[Saved entries]
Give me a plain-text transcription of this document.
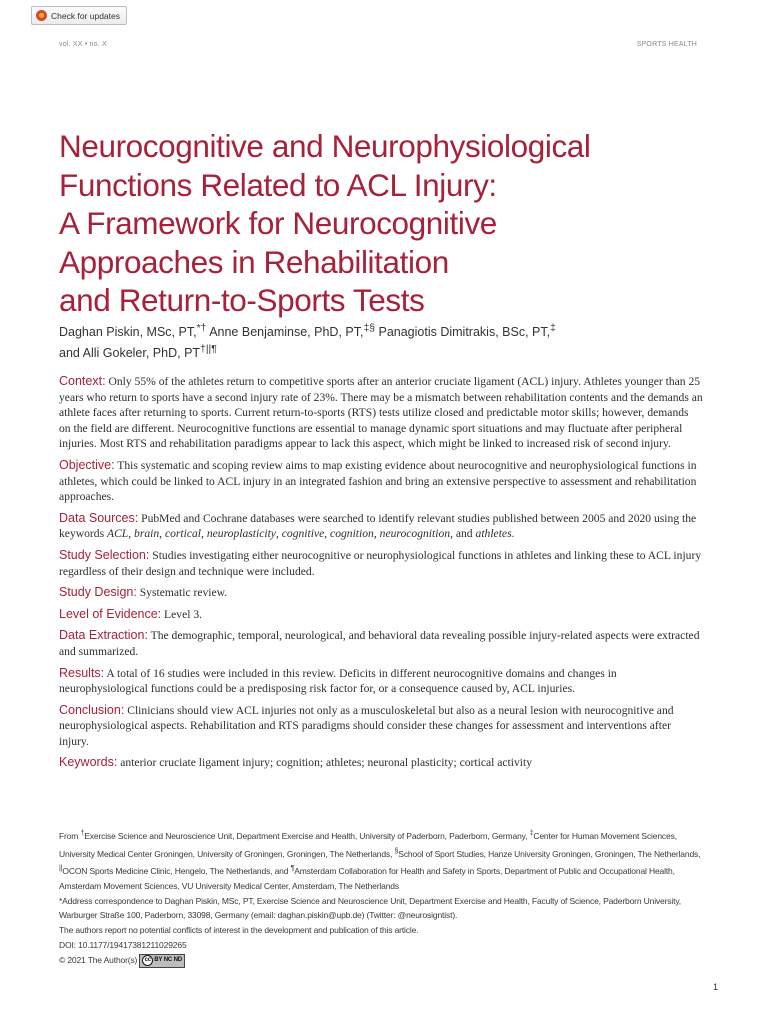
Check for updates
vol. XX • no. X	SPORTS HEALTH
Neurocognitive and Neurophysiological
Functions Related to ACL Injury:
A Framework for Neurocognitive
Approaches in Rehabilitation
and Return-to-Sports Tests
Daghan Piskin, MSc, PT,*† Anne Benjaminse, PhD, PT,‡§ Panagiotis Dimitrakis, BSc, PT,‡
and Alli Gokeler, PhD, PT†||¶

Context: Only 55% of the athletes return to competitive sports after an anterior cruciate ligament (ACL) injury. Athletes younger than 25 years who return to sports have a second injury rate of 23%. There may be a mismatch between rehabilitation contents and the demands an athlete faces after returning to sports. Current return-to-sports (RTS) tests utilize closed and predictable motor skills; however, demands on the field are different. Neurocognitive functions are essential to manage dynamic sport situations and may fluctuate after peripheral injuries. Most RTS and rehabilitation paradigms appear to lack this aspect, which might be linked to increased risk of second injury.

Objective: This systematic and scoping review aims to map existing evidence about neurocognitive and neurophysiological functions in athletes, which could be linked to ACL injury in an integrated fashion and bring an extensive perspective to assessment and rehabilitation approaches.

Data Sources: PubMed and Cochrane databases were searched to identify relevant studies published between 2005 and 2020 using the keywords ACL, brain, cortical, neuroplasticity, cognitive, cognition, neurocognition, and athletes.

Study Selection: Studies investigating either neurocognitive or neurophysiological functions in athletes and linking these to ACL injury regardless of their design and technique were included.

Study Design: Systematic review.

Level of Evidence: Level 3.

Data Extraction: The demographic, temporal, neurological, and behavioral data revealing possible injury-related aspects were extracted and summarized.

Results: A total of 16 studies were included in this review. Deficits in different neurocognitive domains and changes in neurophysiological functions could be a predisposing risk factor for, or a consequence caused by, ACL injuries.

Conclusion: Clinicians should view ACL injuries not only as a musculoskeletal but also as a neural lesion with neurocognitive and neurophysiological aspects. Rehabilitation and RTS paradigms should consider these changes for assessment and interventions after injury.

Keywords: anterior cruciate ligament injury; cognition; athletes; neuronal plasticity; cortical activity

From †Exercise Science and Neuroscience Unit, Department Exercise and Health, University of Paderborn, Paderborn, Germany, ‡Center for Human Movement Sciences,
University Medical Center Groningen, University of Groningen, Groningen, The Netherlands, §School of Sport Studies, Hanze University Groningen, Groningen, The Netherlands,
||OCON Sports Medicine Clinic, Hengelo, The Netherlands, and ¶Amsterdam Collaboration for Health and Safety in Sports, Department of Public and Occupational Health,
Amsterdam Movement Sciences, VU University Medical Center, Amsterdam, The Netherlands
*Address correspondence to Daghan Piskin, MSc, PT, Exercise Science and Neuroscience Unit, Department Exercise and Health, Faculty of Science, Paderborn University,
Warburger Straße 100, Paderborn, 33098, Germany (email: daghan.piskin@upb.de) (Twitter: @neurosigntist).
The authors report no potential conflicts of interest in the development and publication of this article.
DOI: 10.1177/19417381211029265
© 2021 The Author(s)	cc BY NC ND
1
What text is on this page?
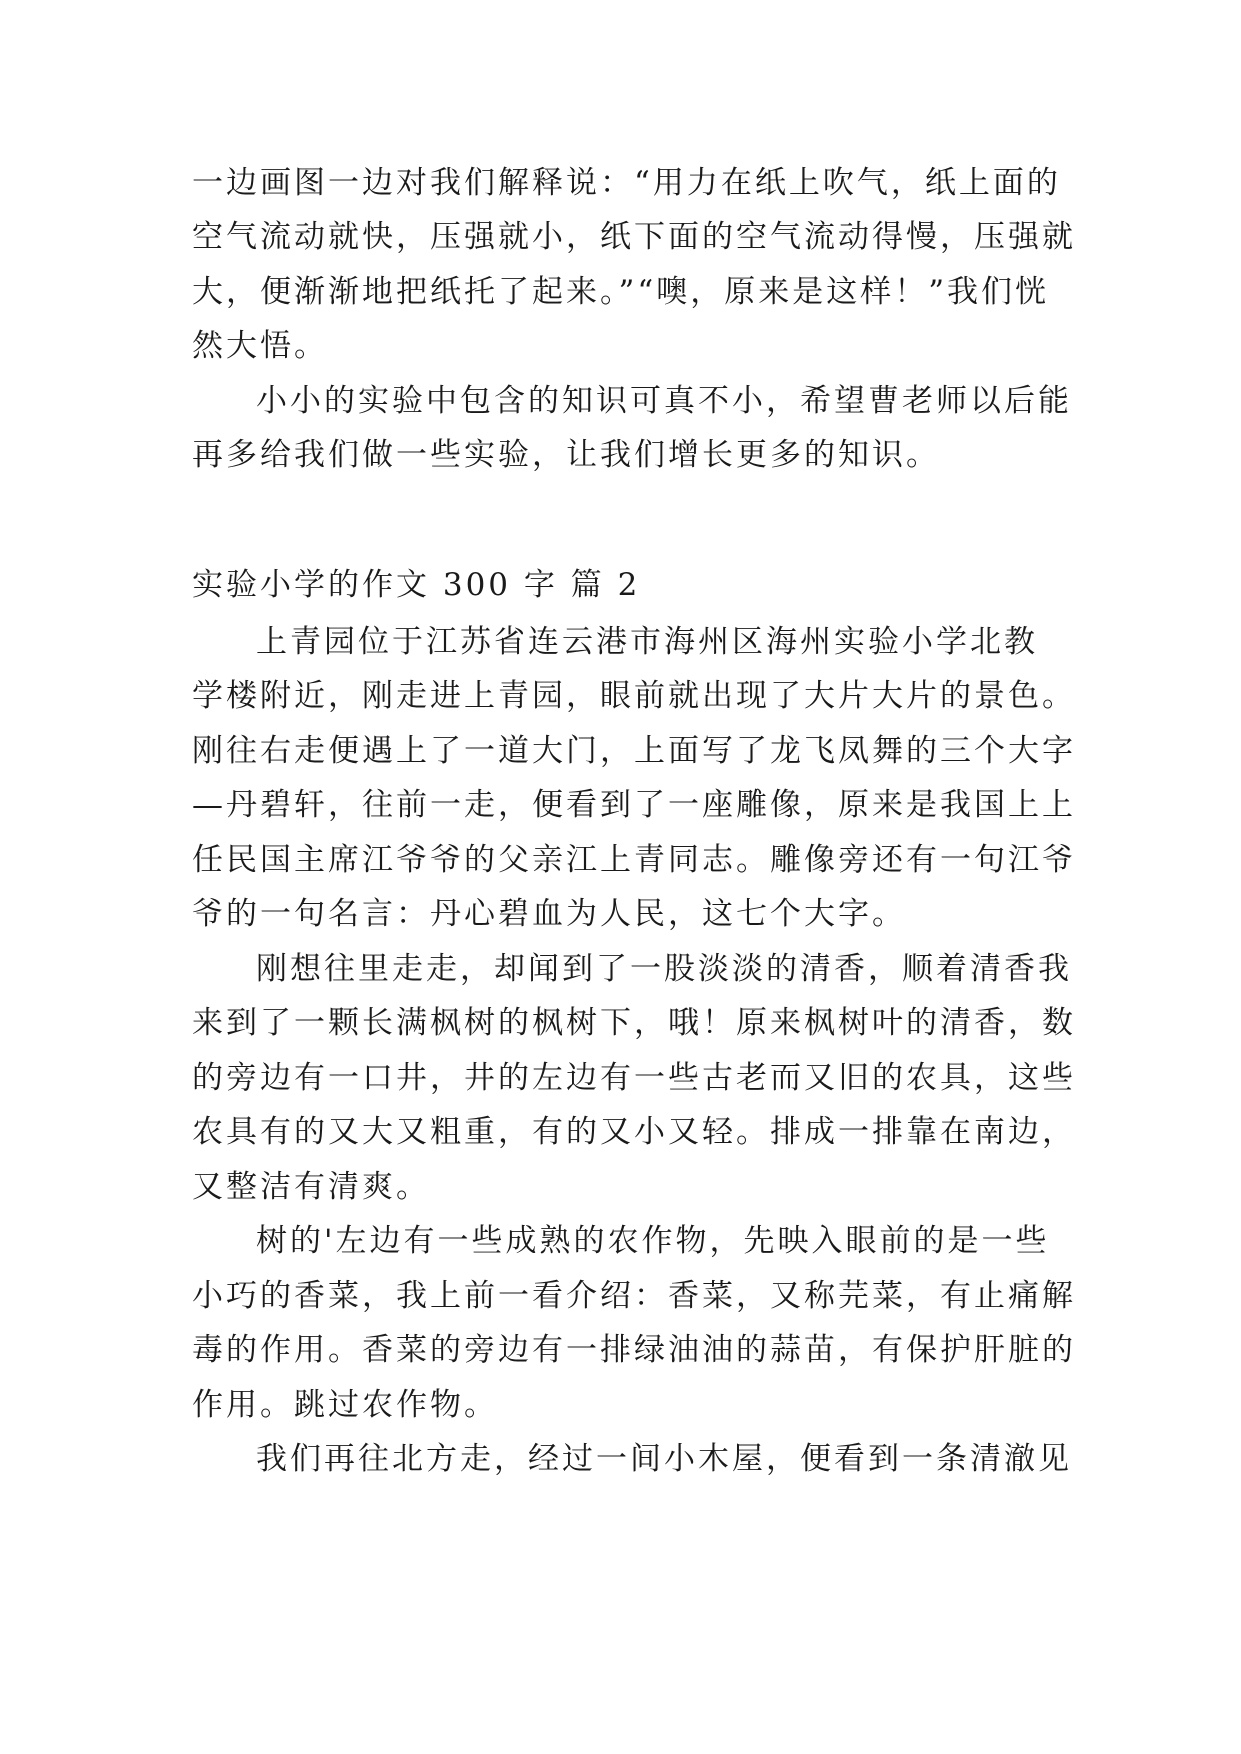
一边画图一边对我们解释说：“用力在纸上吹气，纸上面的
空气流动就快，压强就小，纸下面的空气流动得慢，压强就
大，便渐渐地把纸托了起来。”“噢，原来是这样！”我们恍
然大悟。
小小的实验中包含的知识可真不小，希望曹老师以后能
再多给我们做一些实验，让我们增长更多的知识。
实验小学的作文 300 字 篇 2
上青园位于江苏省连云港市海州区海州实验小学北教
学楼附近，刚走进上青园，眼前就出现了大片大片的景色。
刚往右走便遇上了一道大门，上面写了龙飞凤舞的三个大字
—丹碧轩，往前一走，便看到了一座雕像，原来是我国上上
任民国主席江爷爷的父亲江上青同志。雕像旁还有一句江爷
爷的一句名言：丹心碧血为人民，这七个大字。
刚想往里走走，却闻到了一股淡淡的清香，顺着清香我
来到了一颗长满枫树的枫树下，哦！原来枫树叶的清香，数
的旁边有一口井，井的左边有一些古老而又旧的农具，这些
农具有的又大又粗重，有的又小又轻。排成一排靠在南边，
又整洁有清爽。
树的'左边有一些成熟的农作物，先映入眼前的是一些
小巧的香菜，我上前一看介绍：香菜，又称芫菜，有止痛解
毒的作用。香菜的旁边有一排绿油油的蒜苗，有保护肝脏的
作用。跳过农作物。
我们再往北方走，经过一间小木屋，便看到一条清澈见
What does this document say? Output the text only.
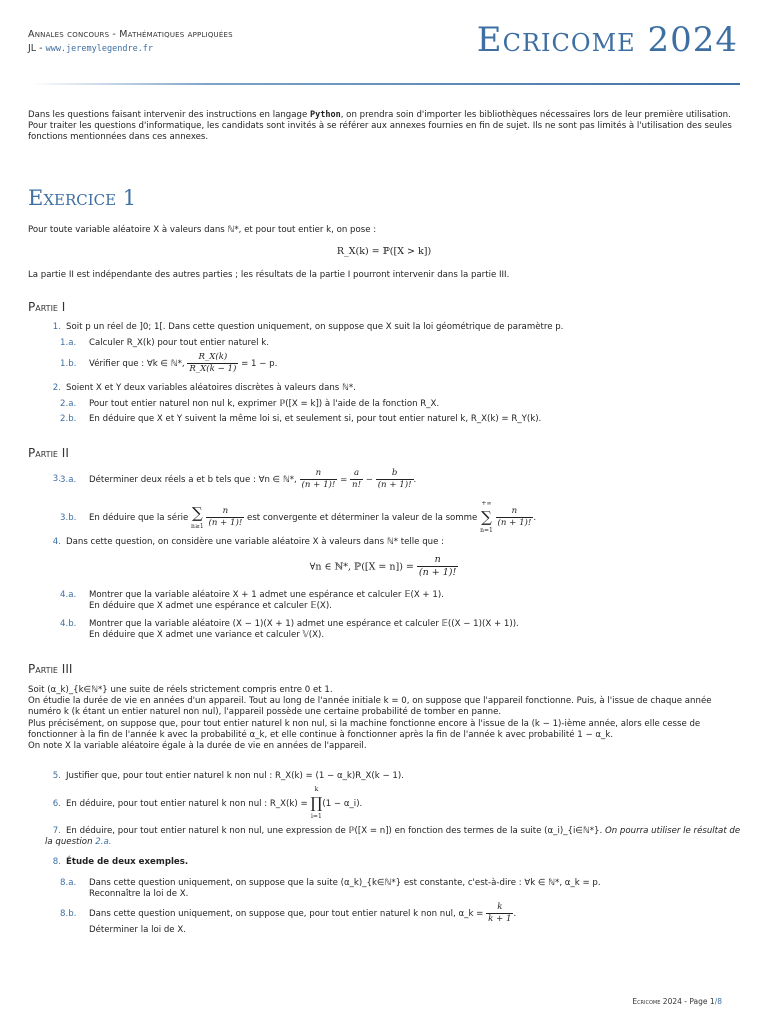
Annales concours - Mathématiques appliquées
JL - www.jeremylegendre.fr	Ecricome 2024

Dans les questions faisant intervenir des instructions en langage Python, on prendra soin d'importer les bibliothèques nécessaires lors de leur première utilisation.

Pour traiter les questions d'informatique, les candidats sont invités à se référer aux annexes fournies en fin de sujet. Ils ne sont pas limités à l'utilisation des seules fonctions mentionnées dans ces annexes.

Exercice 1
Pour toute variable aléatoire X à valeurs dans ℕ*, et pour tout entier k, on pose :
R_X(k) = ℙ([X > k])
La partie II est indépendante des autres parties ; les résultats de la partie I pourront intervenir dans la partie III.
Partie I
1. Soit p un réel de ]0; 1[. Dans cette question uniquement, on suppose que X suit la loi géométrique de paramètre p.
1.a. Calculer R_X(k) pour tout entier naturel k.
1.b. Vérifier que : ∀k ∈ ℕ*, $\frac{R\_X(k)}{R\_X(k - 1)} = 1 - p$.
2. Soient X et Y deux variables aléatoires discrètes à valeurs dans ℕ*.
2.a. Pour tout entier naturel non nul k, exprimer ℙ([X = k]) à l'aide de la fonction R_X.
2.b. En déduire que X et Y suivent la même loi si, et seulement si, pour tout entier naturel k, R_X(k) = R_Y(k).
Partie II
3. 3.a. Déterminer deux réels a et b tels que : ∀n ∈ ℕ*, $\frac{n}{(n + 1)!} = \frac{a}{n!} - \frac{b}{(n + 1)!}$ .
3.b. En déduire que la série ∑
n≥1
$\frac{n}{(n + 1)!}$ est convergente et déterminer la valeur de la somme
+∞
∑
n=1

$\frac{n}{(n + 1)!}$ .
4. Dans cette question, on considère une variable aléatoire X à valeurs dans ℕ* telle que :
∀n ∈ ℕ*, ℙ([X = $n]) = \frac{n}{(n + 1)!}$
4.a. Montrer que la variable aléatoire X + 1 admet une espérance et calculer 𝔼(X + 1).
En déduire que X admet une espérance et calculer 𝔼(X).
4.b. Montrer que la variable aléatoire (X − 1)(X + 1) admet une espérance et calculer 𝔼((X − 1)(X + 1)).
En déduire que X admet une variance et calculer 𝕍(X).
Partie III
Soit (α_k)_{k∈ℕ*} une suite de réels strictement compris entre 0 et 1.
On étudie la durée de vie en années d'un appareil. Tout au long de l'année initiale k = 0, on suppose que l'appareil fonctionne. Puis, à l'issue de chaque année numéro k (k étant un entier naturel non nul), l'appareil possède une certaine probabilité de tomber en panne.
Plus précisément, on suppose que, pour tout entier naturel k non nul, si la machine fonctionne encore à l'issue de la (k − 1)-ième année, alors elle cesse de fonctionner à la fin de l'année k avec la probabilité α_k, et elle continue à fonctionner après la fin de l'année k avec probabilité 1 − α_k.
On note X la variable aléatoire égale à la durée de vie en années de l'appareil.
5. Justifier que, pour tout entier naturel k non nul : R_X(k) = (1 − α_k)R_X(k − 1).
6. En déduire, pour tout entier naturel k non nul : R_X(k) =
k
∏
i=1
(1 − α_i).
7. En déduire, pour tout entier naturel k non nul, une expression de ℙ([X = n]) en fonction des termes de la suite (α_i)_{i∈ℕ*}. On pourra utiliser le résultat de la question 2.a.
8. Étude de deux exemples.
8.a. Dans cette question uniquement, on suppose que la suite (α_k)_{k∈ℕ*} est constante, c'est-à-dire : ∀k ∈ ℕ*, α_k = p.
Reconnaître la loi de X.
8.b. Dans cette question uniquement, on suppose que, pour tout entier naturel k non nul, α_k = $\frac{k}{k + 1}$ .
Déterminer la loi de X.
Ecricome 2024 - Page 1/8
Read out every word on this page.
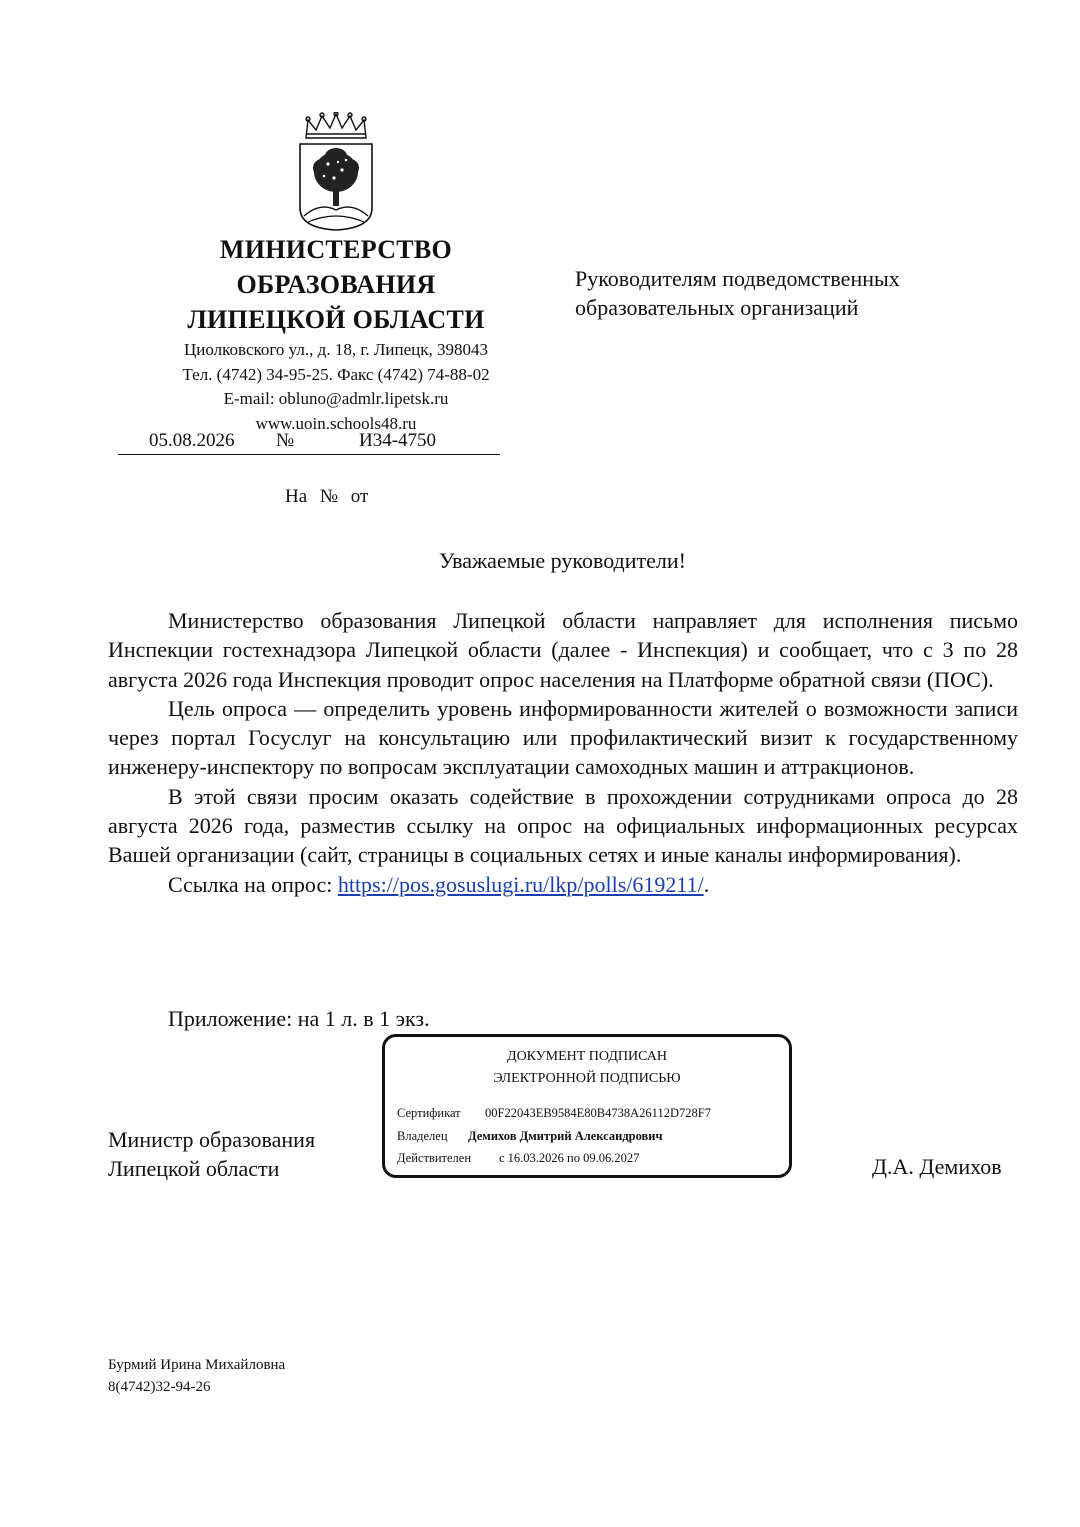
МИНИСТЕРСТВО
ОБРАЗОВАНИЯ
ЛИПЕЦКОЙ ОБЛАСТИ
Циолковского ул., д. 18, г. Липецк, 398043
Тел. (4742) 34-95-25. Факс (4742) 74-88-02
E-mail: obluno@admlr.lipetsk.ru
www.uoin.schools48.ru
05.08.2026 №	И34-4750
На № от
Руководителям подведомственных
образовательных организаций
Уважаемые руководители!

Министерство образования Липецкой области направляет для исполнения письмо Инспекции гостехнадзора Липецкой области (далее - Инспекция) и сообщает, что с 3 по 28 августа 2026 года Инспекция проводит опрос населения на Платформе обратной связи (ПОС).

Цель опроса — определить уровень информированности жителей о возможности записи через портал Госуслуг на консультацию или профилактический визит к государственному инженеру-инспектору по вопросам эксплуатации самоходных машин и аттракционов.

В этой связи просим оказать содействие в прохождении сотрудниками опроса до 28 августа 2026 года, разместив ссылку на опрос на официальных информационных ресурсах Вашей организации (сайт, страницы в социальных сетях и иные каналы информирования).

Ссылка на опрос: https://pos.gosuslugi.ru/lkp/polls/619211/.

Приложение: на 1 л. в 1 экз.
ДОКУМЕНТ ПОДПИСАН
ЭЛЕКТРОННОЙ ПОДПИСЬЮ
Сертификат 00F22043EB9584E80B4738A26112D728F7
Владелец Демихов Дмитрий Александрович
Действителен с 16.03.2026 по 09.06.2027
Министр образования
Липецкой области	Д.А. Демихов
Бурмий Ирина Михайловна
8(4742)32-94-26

OBJECTIVE
Your task is to repeat exactly the lines from the one containing "Read out every word on this page." through the end of the material, both included, and only those, without pictures.

TASK OUTPUT
Read out every word on this page.
МИНИСТЕРСТВО
ОБРАЗОВАНИЯ
ЛИПЕЦКОЙ ОБЛАСТИ
Циолковского ул., д. 18, г. Липецк, 398043
Тел. (4742) 34-95-25. Факс (4742) 74-88-02
E-mail: obluno@admlr.lipetsk.ru
www.uoin.schools48.ru
05.08.2026 №	И34-4750
На № от
Руководителям подведомственных
образовательных организаций
Уважаемые руководители!

Министерство образования Липецкой области направляет для исполнения письмо Инспекции гостехнадзора Липецкой области (далее - Инспекция) и сообщает, что с 3 по 28 августа 2026 года Инспекция проводит опрос населения на Платформе обратной связи (ПОС).

Цель опроса — определить уровень информированности жителей о возможности записи через портал Госуслуг на консультацию или профилактический визит к государственному инженеру-инспектору по вопросам эксплуатации самоходных машин и аттракционов.

В этой связи просим оказать содействие в прохождении сотрудниками опроса до 28 августа 2026 года, разместив ссылку на опрос на официальных информационных ресурсах Вашей организации (сайт, страницы в социальных сетях и иные каналы информирования).

Ссылка на опрос: https://pos.gosuslugi.ru/lkp/polls/619211/.

Приложение: на 1 л. в 1 экз.
ДОКУМЕНТ ПОДПИСАН
ЭЛЕКТРОННОЙ ПОДПИСЬЮ
Сертификат 00F22043EB9584E80B4738A26112D728F7
Владелец Демихов Дмитрий Александрович
Действителен с 16.03.2026 по 09.06.2027
Министр образования
Липецкой области	Д.А. Демихов
Бурмий Ирина Михайловна
8(4742)32-94-26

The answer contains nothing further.